* begin *
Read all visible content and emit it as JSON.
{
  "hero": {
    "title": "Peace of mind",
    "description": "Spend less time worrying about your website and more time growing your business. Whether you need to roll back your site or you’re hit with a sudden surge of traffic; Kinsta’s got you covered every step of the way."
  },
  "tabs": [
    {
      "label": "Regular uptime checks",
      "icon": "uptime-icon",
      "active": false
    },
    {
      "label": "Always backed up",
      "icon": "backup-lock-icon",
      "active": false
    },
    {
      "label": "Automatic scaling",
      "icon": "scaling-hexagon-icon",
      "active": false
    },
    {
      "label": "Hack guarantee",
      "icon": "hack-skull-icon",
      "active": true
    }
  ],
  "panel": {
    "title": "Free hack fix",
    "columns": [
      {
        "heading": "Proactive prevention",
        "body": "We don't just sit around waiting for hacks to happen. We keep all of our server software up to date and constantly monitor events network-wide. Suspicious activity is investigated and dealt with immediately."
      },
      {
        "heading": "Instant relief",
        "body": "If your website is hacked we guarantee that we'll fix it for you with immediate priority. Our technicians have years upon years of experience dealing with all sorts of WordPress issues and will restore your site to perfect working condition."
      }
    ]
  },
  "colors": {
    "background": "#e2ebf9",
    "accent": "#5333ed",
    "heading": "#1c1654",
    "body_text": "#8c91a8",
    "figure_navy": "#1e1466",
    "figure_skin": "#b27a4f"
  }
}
* end *
* begin *
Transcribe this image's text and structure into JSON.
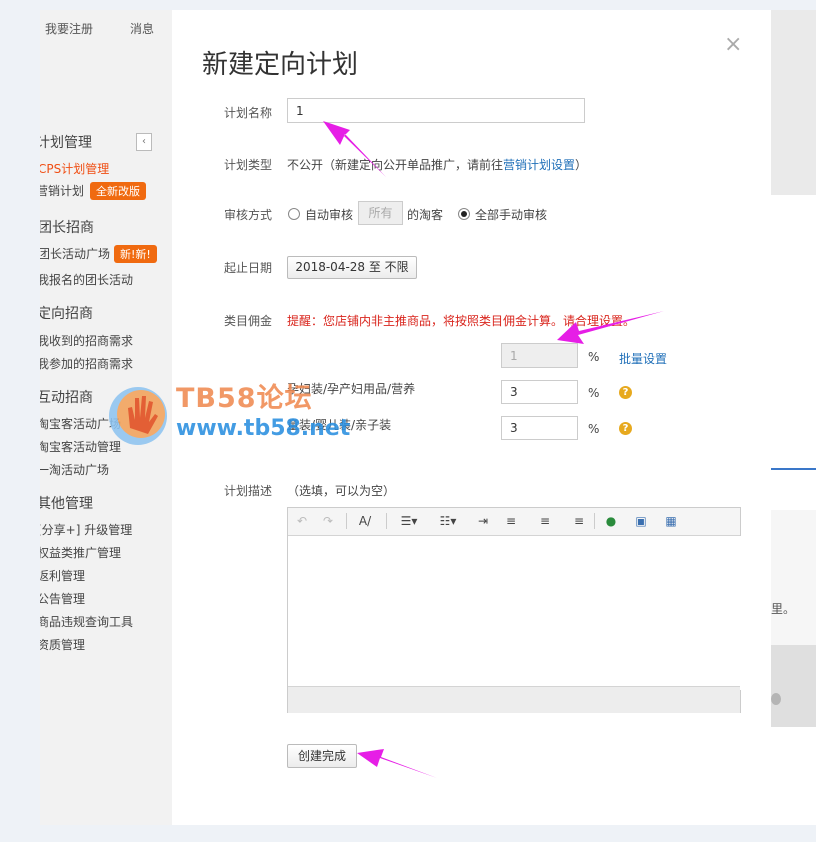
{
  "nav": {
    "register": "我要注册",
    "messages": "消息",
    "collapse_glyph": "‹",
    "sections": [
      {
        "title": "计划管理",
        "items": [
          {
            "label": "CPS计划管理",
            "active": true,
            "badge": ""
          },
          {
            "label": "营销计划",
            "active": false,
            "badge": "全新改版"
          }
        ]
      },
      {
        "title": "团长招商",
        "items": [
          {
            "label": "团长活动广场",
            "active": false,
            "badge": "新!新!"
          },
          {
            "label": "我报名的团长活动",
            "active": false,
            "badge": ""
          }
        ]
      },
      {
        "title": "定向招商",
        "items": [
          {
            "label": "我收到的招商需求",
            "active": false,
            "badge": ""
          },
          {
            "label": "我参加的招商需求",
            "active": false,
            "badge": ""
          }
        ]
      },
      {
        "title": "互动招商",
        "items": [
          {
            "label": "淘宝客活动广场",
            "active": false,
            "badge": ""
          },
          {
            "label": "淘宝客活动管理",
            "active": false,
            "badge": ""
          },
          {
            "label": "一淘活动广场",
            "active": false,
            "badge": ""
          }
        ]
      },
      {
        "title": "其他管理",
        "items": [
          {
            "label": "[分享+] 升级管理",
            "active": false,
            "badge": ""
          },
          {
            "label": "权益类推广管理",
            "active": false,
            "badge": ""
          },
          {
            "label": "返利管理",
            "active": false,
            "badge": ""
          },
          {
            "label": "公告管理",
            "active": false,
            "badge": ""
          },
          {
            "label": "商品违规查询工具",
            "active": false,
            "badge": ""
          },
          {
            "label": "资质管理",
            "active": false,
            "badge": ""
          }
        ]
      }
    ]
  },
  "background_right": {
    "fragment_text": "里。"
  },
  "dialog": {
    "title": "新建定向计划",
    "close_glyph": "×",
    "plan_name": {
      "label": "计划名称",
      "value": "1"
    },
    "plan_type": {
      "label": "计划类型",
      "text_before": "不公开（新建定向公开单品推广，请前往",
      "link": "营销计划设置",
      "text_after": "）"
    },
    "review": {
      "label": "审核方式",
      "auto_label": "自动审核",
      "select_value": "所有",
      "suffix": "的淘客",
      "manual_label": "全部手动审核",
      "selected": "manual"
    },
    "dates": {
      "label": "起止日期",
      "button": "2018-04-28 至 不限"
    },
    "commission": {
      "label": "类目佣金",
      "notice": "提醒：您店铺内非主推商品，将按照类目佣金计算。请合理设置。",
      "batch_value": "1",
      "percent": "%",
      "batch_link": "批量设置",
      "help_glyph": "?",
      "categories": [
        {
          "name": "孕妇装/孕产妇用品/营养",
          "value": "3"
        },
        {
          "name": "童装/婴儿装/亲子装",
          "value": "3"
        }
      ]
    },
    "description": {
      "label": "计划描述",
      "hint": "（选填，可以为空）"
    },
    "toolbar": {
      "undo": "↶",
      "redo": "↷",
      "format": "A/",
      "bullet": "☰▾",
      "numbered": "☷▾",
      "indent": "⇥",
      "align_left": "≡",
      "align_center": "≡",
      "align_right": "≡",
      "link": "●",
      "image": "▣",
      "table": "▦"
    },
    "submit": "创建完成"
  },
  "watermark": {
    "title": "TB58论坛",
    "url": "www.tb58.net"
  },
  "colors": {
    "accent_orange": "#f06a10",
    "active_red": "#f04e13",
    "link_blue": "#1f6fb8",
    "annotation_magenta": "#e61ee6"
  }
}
* end *
* begin *
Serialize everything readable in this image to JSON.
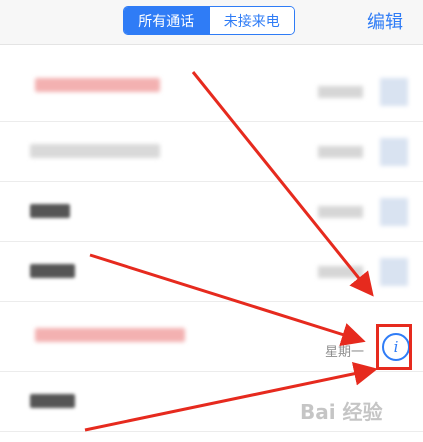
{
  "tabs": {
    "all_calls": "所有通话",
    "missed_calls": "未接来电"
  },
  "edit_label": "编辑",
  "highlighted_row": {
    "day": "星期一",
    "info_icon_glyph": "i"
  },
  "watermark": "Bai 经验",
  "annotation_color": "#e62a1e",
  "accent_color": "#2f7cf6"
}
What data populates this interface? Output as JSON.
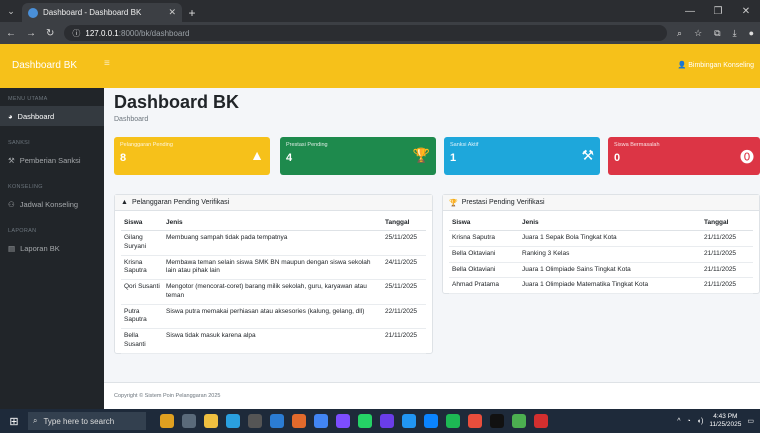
* end *
* [Problem description]:
The material above holds pictures; leave them out. Repeat exactly the lines from the one containing "Serialize everything readable" through the one containing "What data populates", and nothing else.

* [Written response]:
Serialize everything readable in this image to JSON.
{
  "tabs": {
    "all_calls": "所有通话",
    "missed_calls": "未接来电"
  },
  "edit_label": "编辑",
  "highlighted_row": {
    "day": "星期一",
    "info_icon_glyph": "i"
  },
  "watermark": "Bai 经验",
  "annotation_color": "#e62a1e",
  "accent_color": "#2f7cf6"
}
What data populates this interface? Output as JSON.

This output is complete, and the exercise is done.